- **PROBLEM**:
Give the number of lines in the data that hold the string "Administrativă". Nothing else is needed.

- **RECORDS FOR THIS EXERCISE**:
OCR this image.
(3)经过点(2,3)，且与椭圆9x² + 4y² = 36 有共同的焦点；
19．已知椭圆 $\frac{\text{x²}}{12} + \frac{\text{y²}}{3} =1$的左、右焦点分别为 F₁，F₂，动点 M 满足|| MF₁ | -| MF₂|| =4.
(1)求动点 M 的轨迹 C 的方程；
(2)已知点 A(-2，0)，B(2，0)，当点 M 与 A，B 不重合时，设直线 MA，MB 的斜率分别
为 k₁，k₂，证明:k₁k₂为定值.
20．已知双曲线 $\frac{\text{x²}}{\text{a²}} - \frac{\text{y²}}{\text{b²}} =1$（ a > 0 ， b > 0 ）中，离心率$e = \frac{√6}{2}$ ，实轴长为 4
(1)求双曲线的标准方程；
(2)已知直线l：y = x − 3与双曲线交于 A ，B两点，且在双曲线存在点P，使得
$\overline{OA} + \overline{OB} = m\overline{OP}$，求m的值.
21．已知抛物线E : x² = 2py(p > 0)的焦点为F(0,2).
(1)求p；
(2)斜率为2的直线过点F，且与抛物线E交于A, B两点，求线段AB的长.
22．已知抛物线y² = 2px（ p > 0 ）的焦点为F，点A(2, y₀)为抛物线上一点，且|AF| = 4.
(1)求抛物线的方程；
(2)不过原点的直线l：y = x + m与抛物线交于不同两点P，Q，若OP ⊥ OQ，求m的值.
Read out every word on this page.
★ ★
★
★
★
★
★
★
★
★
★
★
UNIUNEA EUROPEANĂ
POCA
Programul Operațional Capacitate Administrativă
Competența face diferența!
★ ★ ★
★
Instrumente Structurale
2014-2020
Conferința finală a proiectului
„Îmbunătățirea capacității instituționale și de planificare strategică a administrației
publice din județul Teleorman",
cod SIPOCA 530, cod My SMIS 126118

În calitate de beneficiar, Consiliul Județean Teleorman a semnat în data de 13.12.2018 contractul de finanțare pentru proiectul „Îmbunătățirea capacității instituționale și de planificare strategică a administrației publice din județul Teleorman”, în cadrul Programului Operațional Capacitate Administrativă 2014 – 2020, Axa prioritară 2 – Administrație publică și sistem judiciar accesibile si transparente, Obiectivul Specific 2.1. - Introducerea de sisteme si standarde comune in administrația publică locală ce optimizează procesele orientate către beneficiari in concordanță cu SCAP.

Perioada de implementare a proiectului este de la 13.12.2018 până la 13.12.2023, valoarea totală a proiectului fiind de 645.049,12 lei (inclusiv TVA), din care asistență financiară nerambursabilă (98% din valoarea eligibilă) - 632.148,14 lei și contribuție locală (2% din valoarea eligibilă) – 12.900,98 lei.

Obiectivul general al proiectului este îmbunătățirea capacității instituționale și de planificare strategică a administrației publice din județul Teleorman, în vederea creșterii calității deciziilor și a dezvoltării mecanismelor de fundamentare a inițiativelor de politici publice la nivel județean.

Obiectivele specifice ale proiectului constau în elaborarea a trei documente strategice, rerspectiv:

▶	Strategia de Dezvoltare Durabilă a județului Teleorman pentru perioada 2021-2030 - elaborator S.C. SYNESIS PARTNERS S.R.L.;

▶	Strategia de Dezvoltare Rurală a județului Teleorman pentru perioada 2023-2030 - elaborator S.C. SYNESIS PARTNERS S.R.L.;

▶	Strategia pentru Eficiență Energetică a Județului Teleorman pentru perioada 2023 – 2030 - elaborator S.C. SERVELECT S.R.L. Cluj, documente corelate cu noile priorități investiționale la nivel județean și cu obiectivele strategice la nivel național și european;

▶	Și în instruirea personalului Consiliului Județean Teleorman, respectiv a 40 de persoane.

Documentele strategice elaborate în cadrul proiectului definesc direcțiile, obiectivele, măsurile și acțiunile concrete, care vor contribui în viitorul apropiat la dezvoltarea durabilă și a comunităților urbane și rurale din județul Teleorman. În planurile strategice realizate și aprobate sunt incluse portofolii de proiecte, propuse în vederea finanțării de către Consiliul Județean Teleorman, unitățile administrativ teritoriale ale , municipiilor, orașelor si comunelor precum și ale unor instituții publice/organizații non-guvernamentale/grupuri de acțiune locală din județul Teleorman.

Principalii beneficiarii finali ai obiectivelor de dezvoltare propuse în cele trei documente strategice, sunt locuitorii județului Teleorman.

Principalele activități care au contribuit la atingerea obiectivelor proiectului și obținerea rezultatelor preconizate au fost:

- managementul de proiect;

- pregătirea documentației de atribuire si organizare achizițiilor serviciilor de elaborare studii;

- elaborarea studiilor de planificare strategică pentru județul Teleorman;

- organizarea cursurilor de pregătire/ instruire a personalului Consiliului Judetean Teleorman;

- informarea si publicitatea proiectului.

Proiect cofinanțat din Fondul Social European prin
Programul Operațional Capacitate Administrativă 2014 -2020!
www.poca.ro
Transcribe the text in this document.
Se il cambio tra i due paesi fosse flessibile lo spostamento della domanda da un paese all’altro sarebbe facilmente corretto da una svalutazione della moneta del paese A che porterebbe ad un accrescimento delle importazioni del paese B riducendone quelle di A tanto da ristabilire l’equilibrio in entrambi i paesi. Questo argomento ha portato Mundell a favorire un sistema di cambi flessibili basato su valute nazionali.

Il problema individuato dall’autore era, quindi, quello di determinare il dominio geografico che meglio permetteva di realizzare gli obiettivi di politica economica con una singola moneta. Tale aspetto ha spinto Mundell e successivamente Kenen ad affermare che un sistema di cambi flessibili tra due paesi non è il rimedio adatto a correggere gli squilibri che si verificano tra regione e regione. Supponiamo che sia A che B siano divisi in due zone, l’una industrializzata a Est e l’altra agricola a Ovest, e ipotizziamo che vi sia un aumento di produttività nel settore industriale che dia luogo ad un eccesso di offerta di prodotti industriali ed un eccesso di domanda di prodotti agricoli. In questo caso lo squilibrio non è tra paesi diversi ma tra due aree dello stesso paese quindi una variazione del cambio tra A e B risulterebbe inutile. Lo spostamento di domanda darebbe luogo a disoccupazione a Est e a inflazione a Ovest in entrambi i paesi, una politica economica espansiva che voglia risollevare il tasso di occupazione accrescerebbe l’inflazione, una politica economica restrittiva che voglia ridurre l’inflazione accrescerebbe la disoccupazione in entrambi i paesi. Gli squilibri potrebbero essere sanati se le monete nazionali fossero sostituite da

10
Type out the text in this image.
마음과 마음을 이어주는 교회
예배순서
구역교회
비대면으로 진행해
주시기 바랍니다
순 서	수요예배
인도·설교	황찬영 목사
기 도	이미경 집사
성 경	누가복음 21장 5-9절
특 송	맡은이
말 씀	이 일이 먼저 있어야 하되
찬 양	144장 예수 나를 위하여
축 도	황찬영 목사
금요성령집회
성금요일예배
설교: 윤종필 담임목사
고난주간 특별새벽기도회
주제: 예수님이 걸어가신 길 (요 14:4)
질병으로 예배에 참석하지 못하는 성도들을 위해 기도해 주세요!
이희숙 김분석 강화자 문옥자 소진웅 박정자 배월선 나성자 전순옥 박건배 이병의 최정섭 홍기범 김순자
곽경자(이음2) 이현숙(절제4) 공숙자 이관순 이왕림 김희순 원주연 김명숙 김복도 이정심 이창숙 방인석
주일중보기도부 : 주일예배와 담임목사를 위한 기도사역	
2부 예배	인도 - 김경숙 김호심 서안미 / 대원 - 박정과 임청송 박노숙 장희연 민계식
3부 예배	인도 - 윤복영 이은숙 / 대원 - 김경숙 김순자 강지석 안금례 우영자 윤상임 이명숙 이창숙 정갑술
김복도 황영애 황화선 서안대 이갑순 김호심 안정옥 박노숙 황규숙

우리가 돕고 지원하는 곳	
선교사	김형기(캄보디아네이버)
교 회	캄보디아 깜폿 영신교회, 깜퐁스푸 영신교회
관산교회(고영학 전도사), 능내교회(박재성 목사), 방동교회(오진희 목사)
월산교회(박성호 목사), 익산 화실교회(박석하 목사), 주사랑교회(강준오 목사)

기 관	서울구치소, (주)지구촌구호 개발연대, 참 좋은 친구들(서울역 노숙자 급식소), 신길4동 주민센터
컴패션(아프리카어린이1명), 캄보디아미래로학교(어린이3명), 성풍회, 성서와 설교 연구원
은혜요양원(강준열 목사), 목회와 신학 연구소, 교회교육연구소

- **SOLUTION FOR THIS PROBLEM**:
3